THE EXERCISE » Copy each line that contains the string "изложить".

Dataset items
## BEGIN
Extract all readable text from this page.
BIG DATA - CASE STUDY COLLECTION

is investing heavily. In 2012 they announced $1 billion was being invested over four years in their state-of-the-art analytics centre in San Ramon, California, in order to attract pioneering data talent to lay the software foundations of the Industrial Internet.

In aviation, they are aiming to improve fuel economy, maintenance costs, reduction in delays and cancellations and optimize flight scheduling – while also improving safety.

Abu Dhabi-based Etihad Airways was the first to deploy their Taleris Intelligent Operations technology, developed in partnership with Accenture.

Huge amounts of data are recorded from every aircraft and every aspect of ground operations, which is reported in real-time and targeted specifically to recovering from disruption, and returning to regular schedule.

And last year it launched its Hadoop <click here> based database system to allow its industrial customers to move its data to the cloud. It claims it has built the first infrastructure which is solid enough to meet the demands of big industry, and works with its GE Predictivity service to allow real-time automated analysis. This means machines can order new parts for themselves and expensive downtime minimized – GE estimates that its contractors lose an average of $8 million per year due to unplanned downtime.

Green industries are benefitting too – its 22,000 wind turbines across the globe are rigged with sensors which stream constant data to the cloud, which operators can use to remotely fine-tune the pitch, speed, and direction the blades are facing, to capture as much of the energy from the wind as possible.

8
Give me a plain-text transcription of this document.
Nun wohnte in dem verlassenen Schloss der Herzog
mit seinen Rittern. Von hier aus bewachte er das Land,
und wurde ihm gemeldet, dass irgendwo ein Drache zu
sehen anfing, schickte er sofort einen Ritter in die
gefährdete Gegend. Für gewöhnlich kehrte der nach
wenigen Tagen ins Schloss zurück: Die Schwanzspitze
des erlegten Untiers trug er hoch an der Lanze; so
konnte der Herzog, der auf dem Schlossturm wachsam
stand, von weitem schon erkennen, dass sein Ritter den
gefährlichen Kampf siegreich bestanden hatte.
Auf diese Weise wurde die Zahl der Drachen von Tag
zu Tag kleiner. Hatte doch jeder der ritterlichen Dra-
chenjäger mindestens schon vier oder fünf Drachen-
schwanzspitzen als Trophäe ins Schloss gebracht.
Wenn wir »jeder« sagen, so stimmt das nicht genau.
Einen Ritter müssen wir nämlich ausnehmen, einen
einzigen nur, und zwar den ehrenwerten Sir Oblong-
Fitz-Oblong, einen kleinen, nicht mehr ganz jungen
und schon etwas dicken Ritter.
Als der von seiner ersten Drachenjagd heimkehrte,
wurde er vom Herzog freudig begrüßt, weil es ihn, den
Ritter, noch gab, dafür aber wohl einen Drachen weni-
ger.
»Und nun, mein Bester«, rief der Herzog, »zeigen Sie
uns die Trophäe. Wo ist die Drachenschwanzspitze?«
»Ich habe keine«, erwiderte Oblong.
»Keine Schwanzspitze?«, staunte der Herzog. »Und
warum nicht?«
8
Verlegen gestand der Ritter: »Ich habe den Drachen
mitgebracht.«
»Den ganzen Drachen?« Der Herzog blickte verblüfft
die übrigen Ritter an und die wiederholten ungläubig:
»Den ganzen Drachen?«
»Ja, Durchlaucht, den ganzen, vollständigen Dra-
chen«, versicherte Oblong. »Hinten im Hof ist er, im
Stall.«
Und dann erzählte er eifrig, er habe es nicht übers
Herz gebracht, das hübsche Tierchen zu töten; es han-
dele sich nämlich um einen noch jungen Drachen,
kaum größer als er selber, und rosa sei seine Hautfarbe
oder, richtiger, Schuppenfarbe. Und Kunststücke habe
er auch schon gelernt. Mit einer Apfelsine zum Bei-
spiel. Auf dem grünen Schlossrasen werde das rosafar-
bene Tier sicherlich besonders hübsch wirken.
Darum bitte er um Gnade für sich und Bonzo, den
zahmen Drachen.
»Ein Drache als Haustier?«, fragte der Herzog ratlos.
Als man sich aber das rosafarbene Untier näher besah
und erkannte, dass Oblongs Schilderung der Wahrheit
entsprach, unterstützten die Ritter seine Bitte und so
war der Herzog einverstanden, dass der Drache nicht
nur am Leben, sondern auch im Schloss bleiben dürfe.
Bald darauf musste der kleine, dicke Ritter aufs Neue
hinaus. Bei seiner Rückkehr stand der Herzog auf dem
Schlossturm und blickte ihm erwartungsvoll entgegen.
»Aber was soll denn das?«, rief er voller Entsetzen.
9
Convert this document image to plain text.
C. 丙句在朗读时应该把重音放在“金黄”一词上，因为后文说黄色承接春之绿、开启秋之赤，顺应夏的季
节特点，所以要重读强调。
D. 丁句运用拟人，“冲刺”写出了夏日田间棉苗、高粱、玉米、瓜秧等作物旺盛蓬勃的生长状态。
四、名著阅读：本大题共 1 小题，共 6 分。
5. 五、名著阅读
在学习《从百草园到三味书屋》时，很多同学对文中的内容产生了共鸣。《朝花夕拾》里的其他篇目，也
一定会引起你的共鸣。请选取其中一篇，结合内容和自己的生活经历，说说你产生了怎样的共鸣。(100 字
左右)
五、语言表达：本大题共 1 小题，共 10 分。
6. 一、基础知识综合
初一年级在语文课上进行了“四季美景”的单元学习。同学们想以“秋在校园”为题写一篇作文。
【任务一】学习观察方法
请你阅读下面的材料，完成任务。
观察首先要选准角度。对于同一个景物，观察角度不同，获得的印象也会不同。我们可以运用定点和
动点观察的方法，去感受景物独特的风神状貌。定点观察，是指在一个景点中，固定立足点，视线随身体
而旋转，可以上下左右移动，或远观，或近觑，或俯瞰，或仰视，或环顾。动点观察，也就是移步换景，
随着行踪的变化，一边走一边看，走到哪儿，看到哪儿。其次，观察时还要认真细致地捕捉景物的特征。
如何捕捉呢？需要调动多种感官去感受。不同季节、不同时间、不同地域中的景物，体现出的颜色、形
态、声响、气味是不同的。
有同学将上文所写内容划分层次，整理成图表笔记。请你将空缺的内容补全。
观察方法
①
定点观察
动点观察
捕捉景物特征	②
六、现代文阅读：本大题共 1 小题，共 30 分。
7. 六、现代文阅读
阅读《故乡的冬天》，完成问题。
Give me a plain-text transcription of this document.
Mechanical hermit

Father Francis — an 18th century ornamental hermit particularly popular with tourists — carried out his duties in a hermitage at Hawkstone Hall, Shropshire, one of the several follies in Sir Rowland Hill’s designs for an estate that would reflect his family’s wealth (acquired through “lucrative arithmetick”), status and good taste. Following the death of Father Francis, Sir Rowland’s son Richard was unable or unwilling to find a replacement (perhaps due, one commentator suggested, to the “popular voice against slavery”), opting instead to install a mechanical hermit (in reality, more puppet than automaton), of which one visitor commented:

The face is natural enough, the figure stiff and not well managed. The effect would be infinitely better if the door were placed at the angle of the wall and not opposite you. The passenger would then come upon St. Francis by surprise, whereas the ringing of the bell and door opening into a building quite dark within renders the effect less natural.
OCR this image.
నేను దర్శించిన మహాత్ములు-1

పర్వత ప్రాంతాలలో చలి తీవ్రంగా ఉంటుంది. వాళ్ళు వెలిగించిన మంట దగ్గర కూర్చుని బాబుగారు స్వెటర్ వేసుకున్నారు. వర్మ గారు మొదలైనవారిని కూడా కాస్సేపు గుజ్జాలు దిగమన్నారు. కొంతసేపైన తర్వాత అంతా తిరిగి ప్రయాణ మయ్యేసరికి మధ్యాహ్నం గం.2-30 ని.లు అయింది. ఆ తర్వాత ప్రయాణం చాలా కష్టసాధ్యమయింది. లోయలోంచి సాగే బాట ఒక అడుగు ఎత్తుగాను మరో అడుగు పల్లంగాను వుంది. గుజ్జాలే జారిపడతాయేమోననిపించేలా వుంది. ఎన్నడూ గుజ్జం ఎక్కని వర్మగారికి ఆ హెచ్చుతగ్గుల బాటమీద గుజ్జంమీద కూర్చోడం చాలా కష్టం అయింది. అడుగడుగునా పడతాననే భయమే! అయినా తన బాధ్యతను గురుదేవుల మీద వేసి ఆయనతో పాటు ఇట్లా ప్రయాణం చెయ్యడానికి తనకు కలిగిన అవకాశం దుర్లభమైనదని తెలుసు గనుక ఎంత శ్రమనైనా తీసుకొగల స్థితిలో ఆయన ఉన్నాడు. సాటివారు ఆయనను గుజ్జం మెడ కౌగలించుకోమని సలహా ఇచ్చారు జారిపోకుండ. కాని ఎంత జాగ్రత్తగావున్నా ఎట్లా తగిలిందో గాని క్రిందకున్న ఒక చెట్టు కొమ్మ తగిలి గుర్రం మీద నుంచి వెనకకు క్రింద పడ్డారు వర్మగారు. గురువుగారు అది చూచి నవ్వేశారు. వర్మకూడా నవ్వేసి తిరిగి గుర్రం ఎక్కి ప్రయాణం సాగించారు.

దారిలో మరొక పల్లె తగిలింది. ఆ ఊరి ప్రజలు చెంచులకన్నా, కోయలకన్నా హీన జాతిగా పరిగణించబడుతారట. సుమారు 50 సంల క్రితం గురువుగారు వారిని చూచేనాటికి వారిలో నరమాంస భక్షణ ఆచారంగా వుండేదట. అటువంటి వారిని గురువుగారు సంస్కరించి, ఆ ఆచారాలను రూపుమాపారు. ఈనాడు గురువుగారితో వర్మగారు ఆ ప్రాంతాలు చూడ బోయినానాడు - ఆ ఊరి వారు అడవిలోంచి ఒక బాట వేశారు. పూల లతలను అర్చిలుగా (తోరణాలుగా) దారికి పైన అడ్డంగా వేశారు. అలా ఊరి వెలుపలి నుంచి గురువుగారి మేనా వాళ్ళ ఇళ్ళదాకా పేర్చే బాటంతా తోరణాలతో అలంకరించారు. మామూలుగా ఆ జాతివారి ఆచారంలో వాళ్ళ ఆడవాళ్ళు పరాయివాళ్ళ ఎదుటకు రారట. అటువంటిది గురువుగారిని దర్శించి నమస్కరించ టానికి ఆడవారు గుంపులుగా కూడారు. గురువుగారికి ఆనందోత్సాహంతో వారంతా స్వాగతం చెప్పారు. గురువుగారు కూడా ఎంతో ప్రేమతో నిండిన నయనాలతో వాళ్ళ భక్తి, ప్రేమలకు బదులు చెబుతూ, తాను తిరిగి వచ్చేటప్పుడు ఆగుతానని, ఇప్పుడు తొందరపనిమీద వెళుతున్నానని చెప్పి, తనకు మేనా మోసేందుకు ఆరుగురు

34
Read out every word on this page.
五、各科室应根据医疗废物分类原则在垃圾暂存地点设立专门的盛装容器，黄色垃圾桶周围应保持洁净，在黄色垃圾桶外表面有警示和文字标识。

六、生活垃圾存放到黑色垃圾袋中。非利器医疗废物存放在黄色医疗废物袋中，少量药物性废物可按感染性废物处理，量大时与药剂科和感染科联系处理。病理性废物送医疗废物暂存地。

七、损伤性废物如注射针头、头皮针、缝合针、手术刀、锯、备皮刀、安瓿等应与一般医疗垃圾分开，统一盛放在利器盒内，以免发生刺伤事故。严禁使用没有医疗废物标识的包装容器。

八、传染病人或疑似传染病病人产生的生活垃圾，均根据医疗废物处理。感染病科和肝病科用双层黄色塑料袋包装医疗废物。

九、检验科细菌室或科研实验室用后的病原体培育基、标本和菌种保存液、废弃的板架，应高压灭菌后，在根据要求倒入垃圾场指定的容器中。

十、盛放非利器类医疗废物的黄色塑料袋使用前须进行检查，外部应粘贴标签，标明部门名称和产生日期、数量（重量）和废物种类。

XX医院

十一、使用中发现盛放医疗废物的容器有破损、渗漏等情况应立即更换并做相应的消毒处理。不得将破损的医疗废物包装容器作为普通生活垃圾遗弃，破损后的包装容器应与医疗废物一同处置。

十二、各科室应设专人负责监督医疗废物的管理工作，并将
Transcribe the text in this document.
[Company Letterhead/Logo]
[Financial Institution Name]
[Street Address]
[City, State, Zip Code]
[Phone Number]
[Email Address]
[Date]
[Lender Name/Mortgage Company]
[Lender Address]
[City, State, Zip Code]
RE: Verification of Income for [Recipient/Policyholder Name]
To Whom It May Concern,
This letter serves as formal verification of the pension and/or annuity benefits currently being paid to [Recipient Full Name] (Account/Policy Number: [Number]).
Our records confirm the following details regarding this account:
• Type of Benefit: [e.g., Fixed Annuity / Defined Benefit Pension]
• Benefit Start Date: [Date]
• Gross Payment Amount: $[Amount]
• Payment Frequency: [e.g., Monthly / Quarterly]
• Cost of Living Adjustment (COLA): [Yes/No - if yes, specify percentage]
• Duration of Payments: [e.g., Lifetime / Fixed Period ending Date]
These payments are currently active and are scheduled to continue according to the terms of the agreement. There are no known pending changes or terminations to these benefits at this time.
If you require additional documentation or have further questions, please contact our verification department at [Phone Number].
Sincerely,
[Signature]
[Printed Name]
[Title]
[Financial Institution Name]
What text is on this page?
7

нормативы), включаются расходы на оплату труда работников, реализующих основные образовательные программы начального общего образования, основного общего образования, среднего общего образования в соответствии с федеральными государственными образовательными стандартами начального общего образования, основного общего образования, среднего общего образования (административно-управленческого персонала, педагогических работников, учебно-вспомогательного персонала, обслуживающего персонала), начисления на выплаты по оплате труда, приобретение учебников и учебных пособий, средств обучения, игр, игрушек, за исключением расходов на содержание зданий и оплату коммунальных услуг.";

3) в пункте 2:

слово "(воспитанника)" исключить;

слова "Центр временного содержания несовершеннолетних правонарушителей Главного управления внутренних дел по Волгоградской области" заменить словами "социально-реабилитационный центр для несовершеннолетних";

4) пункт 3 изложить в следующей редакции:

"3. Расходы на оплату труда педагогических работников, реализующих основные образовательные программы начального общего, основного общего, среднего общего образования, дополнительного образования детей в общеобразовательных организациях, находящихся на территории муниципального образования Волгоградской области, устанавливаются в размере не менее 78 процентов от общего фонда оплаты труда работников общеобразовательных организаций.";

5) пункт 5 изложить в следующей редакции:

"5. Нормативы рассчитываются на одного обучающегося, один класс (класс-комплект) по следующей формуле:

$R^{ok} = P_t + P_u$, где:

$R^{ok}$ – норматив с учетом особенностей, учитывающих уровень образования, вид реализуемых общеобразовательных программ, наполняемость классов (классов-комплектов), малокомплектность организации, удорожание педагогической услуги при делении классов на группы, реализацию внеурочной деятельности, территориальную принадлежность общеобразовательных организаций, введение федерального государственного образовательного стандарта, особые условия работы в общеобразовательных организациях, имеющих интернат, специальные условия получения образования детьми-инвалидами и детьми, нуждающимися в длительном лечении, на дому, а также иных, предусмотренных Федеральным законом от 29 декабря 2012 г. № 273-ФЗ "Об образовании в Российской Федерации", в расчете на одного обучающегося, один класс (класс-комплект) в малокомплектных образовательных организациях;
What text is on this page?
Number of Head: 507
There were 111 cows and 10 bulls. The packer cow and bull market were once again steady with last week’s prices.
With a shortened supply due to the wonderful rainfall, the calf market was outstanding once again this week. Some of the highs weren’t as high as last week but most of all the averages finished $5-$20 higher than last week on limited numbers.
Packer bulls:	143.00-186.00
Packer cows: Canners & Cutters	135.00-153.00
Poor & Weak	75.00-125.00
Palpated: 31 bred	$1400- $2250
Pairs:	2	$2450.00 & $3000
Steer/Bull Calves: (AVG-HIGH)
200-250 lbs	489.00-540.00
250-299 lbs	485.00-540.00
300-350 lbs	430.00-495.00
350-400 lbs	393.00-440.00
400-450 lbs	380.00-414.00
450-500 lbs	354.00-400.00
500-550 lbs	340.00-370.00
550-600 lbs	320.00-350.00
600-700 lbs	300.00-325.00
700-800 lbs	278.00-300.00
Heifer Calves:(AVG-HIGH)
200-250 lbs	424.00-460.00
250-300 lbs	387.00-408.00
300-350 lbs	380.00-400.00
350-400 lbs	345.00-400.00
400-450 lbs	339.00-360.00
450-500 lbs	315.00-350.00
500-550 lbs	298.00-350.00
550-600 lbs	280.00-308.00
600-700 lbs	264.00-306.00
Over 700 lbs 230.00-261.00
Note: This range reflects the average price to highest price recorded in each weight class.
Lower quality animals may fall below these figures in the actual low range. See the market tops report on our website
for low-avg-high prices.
## END
RESPONSE FOR THIS EXERCISE »
4) пункт 3 изложить в следующей редакции:
5) пункт 5 изложить в следующей редакции:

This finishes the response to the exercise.